Short exercise: Output the records exactly. Include every line.

=====

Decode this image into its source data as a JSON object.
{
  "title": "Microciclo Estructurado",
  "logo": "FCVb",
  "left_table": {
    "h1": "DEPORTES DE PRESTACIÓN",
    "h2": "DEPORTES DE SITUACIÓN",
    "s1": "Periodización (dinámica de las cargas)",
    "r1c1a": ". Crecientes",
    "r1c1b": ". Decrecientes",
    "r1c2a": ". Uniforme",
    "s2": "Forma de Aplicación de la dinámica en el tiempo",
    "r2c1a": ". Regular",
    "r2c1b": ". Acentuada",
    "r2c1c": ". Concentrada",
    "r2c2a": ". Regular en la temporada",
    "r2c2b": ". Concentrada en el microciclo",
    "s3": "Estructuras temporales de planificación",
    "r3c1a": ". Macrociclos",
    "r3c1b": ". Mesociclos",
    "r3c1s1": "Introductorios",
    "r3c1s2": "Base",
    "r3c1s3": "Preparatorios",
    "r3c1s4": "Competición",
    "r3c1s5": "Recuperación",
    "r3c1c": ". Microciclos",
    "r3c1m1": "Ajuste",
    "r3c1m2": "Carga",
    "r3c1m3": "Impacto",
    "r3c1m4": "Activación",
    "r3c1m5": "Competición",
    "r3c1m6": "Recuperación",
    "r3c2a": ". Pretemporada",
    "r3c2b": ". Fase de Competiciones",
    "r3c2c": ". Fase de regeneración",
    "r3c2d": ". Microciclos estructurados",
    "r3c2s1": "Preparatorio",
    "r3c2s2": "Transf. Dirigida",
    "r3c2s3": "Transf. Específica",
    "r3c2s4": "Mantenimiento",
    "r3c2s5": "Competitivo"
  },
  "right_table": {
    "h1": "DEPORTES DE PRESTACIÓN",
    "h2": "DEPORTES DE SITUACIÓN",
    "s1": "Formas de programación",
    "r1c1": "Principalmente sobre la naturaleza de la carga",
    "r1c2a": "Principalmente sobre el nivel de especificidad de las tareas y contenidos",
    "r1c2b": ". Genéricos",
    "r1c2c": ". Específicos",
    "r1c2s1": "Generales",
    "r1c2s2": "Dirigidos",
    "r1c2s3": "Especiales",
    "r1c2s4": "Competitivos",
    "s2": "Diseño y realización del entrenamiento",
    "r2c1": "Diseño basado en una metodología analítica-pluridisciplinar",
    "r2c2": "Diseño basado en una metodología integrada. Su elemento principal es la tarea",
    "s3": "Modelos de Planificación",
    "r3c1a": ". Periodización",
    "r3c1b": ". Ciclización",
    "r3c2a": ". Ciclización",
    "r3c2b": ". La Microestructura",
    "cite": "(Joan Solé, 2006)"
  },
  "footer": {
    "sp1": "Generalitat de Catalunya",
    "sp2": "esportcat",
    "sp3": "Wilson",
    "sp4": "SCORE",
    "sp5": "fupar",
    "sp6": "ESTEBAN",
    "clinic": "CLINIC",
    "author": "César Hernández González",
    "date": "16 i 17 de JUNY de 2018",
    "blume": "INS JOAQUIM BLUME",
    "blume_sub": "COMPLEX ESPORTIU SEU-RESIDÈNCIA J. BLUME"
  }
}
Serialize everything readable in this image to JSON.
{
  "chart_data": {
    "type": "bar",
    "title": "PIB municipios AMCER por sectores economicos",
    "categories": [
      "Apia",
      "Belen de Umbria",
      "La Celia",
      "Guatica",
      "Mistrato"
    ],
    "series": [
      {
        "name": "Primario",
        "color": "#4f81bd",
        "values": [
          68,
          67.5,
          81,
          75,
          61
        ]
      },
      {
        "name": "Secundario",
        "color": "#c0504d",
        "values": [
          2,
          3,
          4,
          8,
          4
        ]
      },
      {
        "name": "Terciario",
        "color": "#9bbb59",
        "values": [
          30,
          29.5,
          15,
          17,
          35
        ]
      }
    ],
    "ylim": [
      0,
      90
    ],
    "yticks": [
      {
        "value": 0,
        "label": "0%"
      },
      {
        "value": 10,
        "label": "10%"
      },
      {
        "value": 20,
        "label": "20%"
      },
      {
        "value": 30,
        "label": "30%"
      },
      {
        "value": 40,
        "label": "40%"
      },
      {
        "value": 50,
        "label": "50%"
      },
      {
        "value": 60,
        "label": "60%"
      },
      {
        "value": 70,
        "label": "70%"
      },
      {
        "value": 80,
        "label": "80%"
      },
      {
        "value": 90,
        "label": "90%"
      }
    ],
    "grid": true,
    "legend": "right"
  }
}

=====

Solution for this task:
Decode this image into its source data as a JSON object.
{
  "title": "Microciclo Estructurado",
  "logo": "FCVb",
  "left_table": {
    "h1": "DEPORTES DE PRESTACIÓN",
    "h2": "DEPORTES DE SITUACIÓN",
    "s1": "Periodización (dinámica de las cargas)",
    "r1c1a": ". Crecientes",
    "r1c1b": ". Decrecientes",
    "r1c2a": ". Uniforme",
    "s2": "Forma de Aplicación de la dinámica en el tiempo",
    "r2c1a": ". Regular",
    "r2c1b": ". Acentuada",
    "r2c1c": ". Concentrada",
    "r2c2a": ". Regular en la temporada",
    "r2c2b": ". Concentrada en el microciclo",
    "s3": "Estructuras temporales de planificación",
    "r3c1a": ". Macrociclos",
    "r3c1b": ". Mesociclos",
    "r3c1s1": "Introductorios",
    "r3c1s2": "Base",
    "r3c1s3": "Preparatorios",
    "r3c1s4": "Competición",
    "r3c1s5": "Recuperación",
    "r3c1c": ". Microciclos",
    "r3c1m1": "Ajuste",
    "r3c1m2": "Carga",
    "r3c1m3": "Impacto",
    "r3c1m4": "Activación",
    "r3c1m5": "Competición",
    "r3c1m6": "Recuperación",
    "r3c2a": ". Pretemporada",
    "r3c2b": ". Fase de Competiciones",
    "r3c2c": ". Fase de regeneración",
    "r3c2d": ". Microciclos estructurados",
    "r3c2s1": "Preparatorio",
    "r3c2s2": "Transf. Dirigida",
    "r3c2s3": "Transf. Específica",
    "r3c2s4": "Mantenimiento",
    "r3c2s5": "Competitivo"
  },
  "right_table": {
    "h1": "DEPORTES DE PRESTACIÓN",
    "h2": "DEPORTES DE SITUACIÓN",
    "s1": "Formas de programación",
    "r1c1": "Principalmente sobre la naturaleza de la carga",
    "r1c2a": "Principalmente sobre el nivel de especificidad de las tareas y contenidos",
    "r1c2b": ". Genéricos",
    "r1c2c": ". Específicos",
    "r1c2s1": "Generales",
    "r1c2s2": "Dirigidos",
    "r1c2s3": "Especiales",
    "r1c2s4": "Competitivos",
    "s2": "Diseño y realización del entrenamiento",
    "r2c1": "Diseño basado en una metodología analítica-pluridisciplinar",
    "r2c2": "Diseño basado en una metodología integrada. Su elemento principal es la tarea",
    "s3": "Modelos de Planificación",
    "r3c1a": ". Periodización",
    "r3c1b": ". Ciclización",
    "r3c2a": ". Ciclización",
    "r3c2b": ". La Microestructura",
    "cite": "(Joan Solé, 2006)"
  },
  "footer": {
    "sp1": "Generalitat de Catalunya",
    "sp2": "esportcat",
    "sp3": "Wilson",
    "sp4": "SCORE",
    "sp5": "fupar",
    "sp6": "ESTEBAN",
    "clinic": "CLINIC",
    "author": "César Hernández González",
    "date": "16 i 17 de JUNY de 2018",
    "blume": "INS JOAQUIM BLUME",
    "blume_sub": "COMPLEX ESPORTIU SEU-RESIDÈNCIA J. BLUME"
  }
}
Serialize everything readable in this image to JSON.
{
  "chart_data": {
    "type": "bar",
    "title": "PIB municipios AMCER por sectores economicos",
    "categories": [
      "Apia",
      "Belen de Umbria",
      "La Celia",
      "Guatica",
      "Mistrato"
    ],
    "series": [
      {
        "name": "Primario",
        "color": "#4f81bd",
        "values": [
          68,
          67.5,
          81,
          75,
          61
        ]
      },
      {
        "name": "Secundario",
        "color": "#c0504d",
        "values": [
          2,
          3,
          4,
          8,
          4
        ]
      },
      {
        "name": "Terciario",
        "color": "#9bbb59",
        "values": [
          30,
          29.5,
          15,
          17,
          35
        ]
      }
    ],
    "ylim": [
      0,
      90
    ],
    "yticks": [
      {
        "value": 0,
        "label": "0%"
      },
      {
        "value": 10,
        "label": "10%"
      },
      {
        "value": 20,
        "label": "20%"
      },
      {
        "value": 30,
        "label": "30%"
      },
      {
        "value": 40,
        "label": "40%"
      },
      {
        "value": 50,
        "label": "50%"
      },
      {
        "value": 60,
        "label": "60%"
      },
      {
        "value": 70,
        "label": "70%"
      },
      {
        "value": 80,
        "label": "80%"
      },
      {
        "value": 90,
        "label": "90%"
      }
    ],
    "grid": true,
    "legend": "right"
  }
}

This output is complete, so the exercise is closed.